[Chart and figure data]
========================================================================
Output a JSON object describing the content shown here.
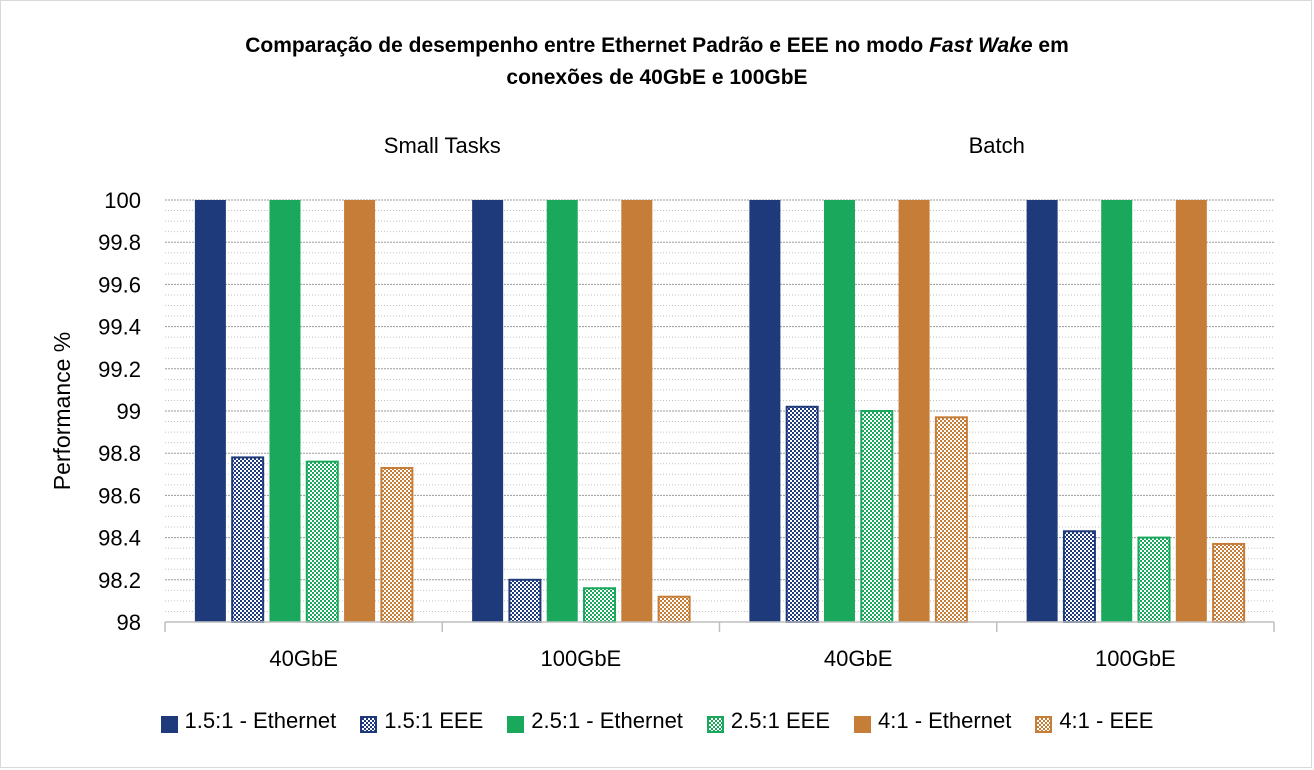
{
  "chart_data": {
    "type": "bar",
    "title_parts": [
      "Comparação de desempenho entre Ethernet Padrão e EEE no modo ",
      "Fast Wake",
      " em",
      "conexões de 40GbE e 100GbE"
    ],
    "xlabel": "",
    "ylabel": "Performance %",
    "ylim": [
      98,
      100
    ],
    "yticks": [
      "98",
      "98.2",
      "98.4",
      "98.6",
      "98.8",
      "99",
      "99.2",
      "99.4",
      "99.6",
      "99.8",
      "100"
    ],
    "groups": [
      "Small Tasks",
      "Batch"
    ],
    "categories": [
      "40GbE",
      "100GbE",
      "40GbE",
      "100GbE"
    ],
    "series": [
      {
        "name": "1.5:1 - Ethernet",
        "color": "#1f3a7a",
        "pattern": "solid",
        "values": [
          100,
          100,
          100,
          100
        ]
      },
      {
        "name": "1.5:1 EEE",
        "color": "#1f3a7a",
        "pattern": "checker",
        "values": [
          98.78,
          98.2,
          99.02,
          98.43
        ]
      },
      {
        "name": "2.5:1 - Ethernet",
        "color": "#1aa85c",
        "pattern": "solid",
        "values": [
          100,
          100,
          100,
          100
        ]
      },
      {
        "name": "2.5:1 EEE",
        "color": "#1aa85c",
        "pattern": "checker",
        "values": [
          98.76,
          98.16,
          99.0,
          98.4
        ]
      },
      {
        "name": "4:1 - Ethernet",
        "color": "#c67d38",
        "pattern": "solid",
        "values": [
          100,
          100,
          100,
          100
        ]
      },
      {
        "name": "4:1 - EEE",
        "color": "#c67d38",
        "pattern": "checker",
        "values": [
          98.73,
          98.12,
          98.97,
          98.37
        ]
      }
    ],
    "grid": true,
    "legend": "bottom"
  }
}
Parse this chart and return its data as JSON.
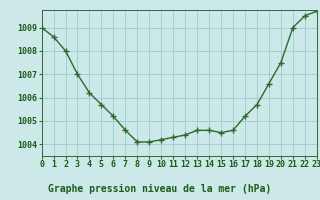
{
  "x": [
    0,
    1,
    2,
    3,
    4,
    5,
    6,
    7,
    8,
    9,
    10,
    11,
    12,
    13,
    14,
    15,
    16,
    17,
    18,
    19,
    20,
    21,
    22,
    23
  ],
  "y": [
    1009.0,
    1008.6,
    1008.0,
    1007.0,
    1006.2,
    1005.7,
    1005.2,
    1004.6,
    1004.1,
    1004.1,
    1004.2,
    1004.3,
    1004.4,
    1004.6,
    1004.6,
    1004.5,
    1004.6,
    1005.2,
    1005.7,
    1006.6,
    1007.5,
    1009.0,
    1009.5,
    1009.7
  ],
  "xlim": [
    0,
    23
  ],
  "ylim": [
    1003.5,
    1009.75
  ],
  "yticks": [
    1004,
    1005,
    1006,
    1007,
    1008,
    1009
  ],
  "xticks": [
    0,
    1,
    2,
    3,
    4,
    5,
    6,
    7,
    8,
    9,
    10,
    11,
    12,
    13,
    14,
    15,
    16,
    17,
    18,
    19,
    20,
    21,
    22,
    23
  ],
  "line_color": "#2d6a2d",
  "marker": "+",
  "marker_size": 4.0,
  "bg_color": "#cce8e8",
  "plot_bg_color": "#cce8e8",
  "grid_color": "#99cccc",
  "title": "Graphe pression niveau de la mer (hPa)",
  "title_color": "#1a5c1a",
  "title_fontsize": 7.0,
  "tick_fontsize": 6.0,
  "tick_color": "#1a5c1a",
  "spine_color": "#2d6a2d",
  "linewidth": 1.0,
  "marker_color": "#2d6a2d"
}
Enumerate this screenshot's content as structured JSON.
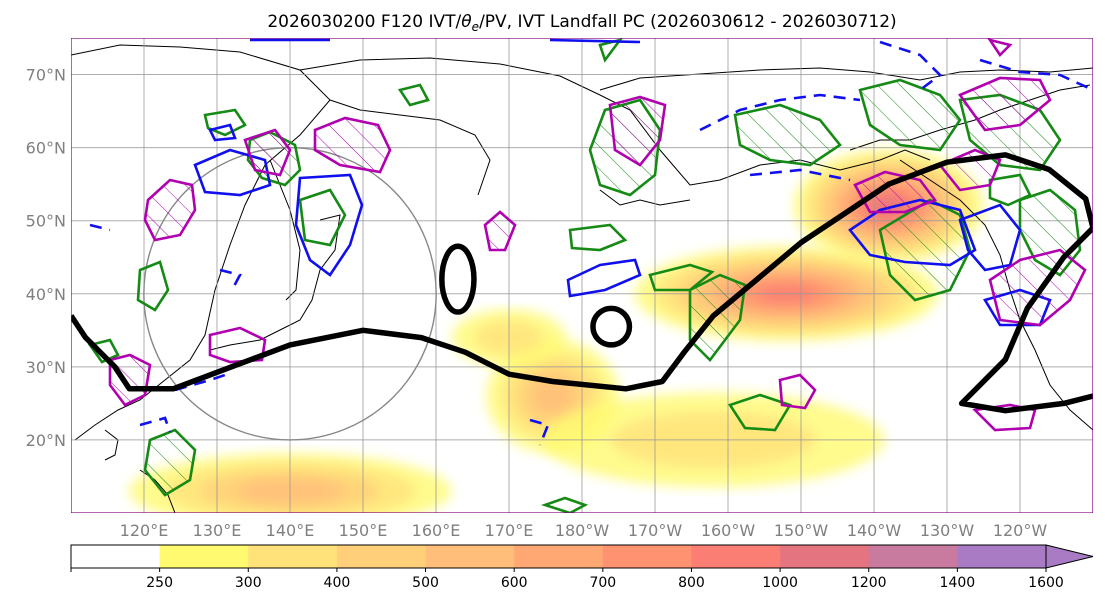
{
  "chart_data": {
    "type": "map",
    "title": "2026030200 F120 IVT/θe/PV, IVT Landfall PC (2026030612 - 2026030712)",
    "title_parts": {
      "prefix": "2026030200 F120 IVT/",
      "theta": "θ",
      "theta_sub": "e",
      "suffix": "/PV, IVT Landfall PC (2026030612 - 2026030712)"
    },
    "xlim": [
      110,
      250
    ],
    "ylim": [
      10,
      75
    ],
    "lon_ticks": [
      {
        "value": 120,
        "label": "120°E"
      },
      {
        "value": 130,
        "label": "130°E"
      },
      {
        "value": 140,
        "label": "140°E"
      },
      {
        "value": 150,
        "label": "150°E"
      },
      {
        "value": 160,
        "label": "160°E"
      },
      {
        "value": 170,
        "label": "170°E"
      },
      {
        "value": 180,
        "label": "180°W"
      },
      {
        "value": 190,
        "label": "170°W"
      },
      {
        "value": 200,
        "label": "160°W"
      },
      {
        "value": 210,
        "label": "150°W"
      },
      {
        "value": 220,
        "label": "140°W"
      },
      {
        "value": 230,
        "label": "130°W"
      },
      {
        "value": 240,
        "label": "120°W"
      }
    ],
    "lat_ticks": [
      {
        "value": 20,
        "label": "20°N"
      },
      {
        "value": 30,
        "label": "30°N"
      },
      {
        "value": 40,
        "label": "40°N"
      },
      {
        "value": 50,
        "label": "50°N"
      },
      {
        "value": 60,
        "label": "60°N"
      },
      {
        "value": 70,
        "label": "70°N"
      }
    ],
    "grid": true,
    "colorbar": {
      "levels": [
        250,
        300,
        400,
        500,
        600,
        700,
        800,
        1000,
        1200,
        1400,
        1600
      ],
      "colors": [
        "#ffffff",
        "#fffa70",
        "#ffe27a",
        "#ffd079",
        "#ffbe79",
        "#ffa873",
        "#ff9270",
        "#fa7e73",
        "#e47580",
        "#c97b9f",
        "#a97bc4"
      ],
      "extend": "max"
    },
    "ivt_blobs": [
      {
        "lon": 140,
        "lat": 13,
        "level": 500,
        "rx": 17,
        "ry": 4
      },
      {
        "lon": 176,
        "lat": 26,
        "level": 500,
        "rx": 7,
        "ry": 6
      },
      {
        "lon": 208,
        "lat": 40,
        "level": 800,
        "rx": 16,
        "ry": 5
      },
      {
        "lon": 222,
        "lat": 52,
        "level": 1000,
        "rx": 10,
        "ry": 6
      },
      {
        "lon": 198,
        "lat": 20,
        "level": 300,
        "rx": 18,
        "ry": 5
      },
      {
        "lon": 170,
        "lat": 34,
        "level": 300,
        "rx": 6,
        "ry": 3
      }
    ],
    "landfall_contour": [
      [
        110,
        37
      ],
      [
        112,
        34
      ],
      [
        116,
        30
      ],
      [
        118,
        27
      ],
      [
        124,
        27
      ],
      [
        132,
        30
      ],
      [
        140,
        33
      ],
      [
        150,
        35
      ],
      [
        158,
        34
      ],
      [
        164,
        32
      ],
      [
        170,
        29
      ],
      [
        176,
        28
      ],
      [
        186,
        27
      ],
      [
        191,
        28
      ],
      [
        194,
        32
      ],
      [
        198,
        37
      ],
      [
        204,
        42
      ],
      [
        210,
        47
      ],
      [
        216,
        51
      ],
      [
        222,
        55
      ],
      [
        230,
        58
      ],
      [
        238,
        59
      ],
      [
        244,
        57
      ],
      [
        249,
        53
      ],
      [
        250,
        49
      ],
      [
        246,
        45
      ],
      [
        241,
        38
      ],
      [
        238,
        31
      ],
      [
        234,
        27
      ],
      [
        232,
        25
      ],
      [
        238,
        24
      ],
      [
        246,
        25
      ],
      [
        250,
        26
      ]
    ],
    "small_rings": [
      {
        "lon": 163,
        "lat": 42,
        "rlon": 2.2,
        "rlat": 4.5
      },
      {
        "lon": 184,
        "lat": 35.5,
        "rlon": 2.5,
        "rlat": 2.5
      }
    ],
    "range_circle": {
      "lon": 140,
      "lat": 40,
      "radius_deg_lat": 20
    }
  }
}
========================================================================
(Work to be completed): Repeat the listing verbatim. Skip the pictures.

(Response to the task):
Output a JSON object describing the content shown here.
{
  "chart_data": {
    "type": "bar",
    "title_parts": [
      "Comparação de desempenho entre Ethernet Padrão e EEE no modo ",
      "Fast Wake",
      " em",
      "conexões de 40GbE e 100GbE"
    ],
    "xlabel": "",
    "ylabel": "Performance %",
    "ylim": [
      98,
      100
    ],
    "yticks": [
      "98",
      "98.2",
      "98.4",
      "98.6",
      "98.8",
      "99",
      "99.2",
      "99.4",
      "99.6",
      "99.8",
      "100"
    ],
    "groups": [
      "Small Tasks",
      "Batch"
    ],
    "categories": [
      "40GbE",
      "100GbE",
      "40GbE",
      "100GbE"
    ],
    "series": [
      {
        "name": "1.5:1 - Ethernet",
        "color": "#1f3a7a",
        "pattern": "solid",
        "values": [
          100,
          100,
          100,
          100
        ]
      },
      {
        "name": "1.5:1 EEE",
        "color": "#1f3a7a",
        "pattern": "checker",
        "values": [
          98.78,
          98.2,
          99.02,
          98.43
        ]
      },
      {
        "name": "2.5:1 - Ethernet",
        "color": "#1aa85c",
        "pattern": "solid",
        "values": [
          100,
          100,
          100,
          100
        ]
      },
      {
        "name": "2.5:1 EEE",
        "color": "#1aa85c",
        "pattern": "checker",
        "values": [
          98.76,
          98.16,
          99.0,
          98.4
        ]
      },
      {
        "name": "4:1 - Ethernet",
        "color": "#c67d38",
        "pattern": "solid",
        "values": [
          100,
          100,
          100,
          100
        ]
      },
      {
        "name": "4:1 - EEE",
        "color": "#c67d38",
        "pattern": "checker",
        "values": [
          98.73,
          98.12,
          98.97,
          98.37
        ]
      }
    ],
    "grid": true,
    "legend": "bottom"
  }
}
Parse this chart and return its data as JSON.
{
  "x": [
    0,
    1,
    2,
    3,
    4,
    5,
    6,
    7,
    8,
    9,
    10,
    11,
    12,
    13,
    14,
    15,
    16,
    17,
    18,
    19,
    20,
    21,
    22,
    23
  ],
  "y": [
    1009.0,
    1008.6,
    1008.0,
    1007.0,
    1006.2,
    1005.7,
    1005.2,
    1004.6,
    1004.1,
    1004.1,
    1004.2,
    1004.3,
    1004.4,
    1004.6,
    1004.6,
    1004.5,
    1004.6,
    1005.2,
    1005.7,
    1006.6,
    1007.5,
    1009.0,
    1009.5,
    1009.7
  ],
  "xlim": [
    0,
    23
  ],
  "ylim": [
    1003.5,
    1009.75
  ],
  "yticks": [
    1004,
    1005,
    1006,
    1007,
    1008,
    1009
  ],
  "xticks": [
    0,
    1,
    2,
    3,
    4,
    5,
    6,
    7,
    8,
    9,
    10,
    11,
    12,
    13,
    14,
    15,
    16,
    17,
    18,
    19,
    20,
    21,
    22,
    23
  ],
  "line_color": "#2d6a2d",
  "marker": "+",
  "marker_size": 4.0,
  "bg_color": "#cce8e8",
  "plot_bg_color": "#cce8e8",
  "grid_color": "#99cccc",
  "title": "Graphe pression niveau de la mer (hPa)",
  "title_color": "#1a5c1a",
  "title_fontsize": 7.0,
  "tick_fontsize": 6.0,
  "tick_color": "#1a5c1a",
  "spine_color": "#2d6a2d",
  "linewidth": 1.0,
  "marker_color": "#2d6a2d"
}
Enumerate this screenshot's content as structured JSON.
{
  "chart_data": {
    "type": "map",
    "title": "2026030200 F120 IVT/θe/PV, IVT Landfall PC (2026030612 - 2026030712)",
    "title_parts": {
      "prefix": "2026030200 F120 IVT/",
      "theta": "θ",
      "theta_sub": "e",
      "suffix": "/PV, IVT Landfall PC (2026030612 - 2026030712)"
    },
    "xlim": [
      110,
      250
    ],
    "ylim": [
      10,
      75
    ],
    "lon_ticks": [
      {
        "value": 120,
        "label": "120°E"
      },
      {
        "value": 130,
        "label": "130°E"
      },
      {
        "value": 140,
        "label": "140°E"
      },
      {
        "value": 150,
        "label": "150°E"
      },
      {
        "value": 160,
        "label": "160°E"
      },
      {
        "value": 170,
        "label": "170°E"
      },
      {
        "value": 180,
        "label": "180°W"
      },
      {
        "value": 190,
        "label": "170°W"
      },
      {
        "value": 200,
        "label": "160°W"
      },
      {
        "value": 210,
        "label": "150°W"
      },
      {
        "value": 220,
        "label": "140°W"
      },
      {
        "value": 230,
        "label": "130°W"
      },
      {
        "value": 240,
        "label": "120°W"
      }
    ],
    "lat_ticks": [
      {
        "value": 20,
        "label": "20°N"
      },
      {
        "value": 30,
        "label": "30°N"
      },
      {
        "value": 40,
        "label": "40°N"
      },
      {
        "value": 50,
        "label": "50°N"
      },
      {
        "value": 60,
        "label": "60°N"
      },
      {
        "value": 70,
        "label": "70°N"
      }
    ],
    "grid": true,
    "colorbar": {
      "levels": [
        250,
        300,
        400,
        500,
        600,
        700,
        800,
        1000,
        1200,
        1400,
        1600
      ],
      "colors": [
        "#ffffff",
        "#fffa70",
        "#ffe27a",
        "#ffd079",
        "#ffbe79",
        "#ffa873",
        "#ff9270",
        "#fa7e73",
        "#e47580",
        "#c97b9f",
        "#a97bc4"
      ],
      "extend": "max"
    },
    "ivt_blobs": [
      {
        "lon": 140,
        "lat": 13,
        "level": 500,
        "rx": 17,
        "ry": 4
      },
      {
        "lon": 176,
        "lat": 26,
        "level": 500,
        "rx": 7,
        "ry": 6
      },
      {
        "lon": 208,
        "lat": 40,
        "level": 800,
        "rx": 16,
        "ry": 5
      },
      {
        "lon": 222,
        "lat": 52,
        "level": 1000,
        "rx": 10,
        "ry": 6
      },
      {
        "lon": 198,
        "lat": 20,
        "level": 300,
        "rx": 18,
        "ry": 5
      },
      {
        "lon": 170,
        "lat": 34,
        "level": 300,
        "rx": 6,
        "ry": 3
      }
    ],
    "landfall_contour": [
      [
        110,
        37
      ],
      [
        112,
        34
      ],
      [
        116,
        30
      ],
      [
        118,
        27
      ],
      [
        124,
        27
      ],
      [
        132,
        30
      ],
      [
        140,
        33
      ],
      [
        150,
        35
      ],
      [
        158,
        34
      ],
      [
        164,
        32
      ],
      [
        170,
        29
      ],
      [
        176,
        28
      ],
      [
        186,
        27
      ],
      [
        191,
        28
      ],
      [
        194,
        32
      ],
      [
        198,
        37
      ],
      [
        204,
        42
      ],
      [
        210,
        47
      ],
      [
        216,
        51
      ],
      [
        222,
        55
      ],
      [
        230,
        58
      ],
      [
        238,
        59
      ],
      [
        244,
        57
      ],
      [
        249,
        53
      ],
      [
        250,
        49
      ],
      [
        246,
        45
      ],
      [
        241,
        38
      ],
      [
        238,
        31
      ],
      [
        234,
        27
      ],
      [
        232,
        25
      ],
      [
        238,
        24
      ],
      [
        246,
        25
      ],
      [
        250,
        26
      ]
    ],
    "small_rings": [
      {
        "lon": 163,
        "lat": 42,
        "rlon": 2.2,
        "rlat": 4.5
      },
      {
        "lon": 184,
        "lat": 35.5,
        "rlon": 2.5,
        "rlat": 2.5
      }
    ],
    "range_circle": {
      "lon": 140,
      "lat": 40,
      "radius_deg_lat": 20
    }
  }
}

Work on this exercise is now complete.